INPUT RECORDS:
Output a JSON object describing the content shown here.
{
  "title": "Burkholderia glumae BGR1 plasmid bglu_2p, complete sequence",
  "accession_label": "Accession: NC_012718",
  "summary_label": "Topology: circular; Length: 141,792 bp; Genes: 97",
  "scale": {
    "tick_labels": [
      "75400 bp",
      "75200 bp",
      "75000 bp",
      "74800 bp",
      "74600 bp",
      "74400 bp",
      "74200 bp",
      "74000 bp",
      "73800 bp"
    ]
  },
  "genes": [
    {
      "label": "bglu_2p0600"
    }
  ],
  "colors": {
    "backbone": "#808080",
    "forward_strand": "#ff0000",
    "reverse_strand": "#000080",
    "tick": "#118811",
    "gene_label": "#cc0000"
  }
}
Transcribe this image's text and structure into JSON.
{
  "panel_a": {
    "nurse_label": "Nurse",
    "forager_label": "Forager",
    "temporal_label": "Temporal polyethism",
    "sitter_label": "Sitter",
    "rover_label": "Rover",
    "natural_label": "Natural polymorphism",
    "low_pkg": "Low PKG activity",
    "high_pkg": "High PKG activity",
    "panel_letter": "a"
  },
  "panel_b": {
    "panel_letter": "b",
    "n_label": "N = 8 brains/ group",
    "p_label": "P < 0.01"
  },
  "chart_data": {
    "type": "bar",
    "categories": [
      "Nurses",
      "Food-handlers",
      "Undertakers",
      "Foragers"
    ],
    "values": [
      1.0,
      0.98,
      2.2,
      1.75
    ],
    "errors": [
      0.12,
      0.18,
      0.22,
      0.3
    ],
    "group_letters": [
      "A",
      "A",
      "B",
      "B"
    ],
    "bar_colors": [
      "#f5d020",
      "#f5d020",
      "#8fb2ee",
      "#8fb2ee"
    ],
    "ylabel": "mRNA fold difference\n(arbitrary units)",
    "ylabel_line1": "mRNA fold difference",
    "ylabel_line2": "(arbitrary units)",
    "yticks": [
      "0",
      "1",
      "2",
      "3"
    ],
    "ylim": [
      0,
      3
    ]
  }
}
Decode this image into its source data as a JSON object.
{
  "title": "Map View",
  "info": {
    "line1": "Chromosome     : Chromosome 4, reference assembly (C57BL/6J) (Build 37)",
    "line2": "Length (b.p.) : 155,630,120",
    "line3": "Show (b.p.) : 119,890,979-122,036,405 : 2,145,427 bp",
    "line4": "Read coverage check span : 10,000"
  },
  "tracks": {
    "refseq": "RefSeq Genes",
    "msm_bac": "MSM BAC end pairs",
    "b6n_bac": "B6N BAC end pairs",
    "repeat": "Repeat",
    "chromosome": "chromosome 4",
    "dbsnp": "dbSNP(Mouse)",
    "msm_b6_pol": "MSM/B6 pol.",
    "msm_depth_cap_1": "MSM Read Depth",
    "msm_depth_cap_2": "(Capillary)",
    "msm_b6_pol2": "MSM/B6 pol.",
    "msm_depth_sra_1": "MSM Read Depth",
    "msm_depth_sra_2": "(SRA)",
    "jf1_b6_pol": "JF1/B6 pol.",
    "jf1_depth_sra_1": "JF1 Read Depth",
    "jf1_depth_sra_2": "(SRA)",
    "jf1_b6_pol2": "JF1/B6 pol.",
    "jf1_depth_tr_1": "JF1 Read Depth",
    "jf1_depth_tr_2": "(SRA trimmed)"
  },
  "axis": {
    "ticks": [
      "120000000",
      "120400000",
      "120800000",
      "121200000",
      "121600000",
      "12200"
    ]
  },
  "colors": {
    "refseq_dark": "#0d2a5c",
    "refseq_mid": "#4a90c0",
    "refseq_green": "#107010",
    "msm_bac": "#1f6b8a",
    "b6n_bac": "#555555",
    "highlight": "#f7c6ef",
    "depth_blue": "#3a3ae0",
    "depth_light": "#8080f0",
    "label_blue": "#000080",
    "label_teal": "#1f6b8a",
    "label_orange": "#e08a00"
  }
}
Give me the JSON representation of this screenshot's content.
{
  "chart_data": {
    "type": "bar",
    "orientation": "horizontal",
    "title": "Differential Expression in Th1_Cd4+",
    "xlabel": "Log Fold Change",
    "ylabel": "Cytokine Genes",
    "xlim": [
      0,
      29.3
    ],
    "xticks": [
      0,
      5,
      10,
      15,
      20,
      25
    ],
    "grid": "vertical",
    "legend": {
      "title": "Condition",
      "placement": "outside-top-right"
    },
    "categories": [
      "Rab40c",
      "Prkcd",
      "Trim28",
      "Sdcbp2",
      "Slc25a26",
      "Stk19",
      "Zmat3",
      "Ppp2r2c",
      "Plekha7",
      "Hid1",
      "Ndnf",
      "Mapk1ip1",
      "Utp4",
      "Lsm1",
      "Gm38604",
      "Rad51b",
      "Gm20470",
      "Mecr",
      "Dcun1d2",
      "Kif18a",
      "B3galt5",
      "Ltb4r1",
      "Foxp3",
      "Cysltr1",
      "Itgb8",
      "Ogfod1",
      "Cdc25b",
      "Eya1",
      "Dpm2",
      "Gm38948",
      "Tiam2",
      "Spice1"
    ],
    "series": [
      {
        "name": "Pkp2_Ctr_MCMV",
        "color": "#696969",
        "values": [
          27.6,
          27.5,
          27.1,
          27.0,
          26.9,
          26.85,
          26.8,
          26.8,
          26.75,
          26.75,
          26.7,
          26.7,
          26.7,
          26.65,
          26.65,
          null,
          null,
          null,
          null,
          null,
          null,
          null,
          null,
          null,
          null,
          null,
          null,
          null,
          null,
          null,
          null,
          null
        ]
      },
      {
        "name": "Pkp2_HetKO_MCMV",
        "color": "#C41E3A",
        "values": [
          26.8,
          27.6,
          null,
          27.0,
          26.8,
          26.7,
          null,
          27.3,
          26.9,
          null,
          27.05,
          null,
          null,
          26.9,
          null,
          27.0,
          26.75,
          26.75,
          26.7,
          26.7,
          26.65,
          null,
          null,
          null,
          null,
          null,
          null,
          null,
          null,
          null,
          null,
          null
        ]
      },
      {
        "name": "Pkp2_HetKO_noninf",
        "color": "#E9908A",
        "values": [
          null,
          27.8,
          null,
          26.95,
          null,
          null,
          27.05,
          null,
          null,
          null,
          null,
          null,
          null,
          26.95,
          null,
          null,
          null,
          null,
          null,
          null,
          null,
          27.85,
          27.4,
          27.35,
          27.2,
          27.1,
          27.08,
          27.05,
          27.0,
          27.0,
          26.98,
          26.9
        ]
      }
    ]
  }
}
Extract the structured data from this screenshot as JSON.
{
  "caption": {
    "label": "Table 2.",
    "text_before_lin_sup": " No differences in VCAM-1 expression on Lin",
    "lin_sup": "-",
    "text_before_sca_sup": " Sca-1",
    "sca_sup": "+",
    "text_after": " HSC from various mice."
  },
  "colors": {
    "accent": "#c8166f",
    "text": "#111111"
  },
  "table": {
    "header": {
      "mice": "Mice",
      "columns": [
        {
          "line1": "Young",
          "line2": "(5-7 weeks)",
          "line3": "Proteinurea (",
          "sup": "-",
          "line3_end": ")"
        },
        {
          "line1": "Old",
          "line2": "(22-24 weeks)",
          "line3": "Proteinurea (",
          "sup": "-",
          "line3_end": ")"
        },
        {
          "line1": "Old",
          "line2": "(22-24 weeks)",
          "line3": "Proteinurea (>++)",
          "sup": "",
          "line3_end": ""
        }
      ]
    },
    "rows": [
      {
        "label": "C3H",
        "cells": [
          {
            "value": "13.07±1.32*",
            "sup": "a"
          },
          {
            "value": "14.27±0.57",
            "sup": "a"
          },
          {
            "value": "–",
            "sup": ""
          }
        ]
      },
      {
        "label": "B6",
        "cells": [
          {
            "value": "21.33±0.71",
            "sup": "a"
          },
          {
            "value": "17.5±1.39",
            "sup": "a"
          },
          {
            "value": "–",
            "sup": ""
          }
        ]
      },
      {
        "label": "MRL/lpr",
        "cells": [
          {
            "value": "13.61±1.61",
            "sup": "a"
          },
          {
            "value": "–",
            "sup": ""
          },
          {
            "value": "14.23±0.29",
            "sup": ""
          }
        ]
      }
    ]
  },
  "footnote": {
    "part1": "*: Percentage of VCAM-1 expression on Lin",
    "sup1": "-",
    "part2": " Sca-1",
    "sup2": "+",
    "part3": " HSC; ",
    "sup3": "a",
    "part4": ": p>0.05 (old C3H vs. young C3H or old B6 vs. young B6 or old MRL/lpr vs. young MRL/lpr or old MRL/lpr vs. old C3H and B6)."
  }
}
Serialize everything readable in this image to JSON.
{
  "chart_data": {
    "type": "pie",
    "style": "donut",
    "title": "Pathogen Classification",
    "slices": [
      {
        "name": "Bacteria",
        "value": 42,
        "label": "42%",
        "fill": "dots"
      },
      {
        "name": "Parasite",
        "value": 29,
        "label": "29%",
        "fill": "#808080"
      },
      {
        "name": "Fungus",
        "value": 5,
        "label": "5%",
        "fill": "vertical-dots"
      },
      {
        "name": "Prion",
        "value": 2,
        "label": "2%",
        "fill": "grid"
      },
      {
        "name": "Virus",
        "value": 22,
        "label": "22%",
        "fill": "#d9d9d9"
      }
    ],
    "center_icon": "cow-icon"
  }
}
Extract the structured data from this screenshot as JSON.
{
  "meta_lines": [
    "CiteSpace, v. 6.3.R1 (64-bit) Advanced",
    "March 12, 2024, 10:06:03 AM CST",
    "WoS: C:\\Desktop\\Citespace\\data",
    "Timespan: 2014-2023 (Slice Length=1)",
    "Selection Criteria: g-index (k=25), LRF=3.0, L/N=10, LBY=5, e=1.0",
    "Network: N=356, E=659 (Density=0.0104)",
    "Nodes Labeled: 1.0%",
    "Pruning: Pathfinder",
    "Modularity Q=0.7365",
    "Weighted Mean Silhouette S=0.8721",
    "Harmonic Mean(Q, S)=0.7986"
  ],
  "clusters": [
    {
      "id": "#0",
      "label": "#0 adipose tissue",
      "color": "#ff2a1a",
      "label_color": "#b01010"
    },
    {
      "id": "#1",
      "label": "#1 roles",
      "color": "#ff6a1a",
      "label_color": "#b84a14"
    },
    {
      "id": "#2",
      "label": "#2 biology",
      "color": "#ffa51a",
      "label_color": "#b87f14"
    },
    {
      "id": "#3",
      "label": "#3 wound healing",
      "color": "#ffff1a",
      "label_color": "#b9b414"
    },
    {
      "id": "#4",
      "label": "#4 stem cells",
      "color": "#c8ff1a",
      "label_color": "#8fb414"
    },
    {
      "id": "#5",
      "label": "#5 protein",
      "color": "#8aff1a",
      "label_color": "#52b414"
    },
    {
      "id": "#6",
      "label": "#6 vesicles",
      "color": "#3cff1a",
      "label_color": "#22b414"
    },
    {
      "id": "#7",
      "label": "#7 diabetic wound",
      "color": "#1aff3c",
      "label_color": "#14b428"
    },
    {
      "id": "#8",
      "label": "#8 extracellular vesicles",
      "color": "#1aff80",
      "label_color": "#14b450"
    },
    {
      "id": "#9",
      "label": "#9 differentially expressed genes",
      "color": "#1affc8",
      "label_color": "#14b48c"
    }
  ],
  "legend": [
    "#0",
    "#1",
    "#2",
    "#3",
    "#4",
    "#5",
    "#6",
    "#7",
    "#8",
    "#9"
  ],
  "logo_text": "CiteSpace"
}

PROBLEM REQUIREMENTS:
Say how many lines of the entries above include the string "title", giving the number and nothing else.

ANSWER TO THE EXERCISE:
5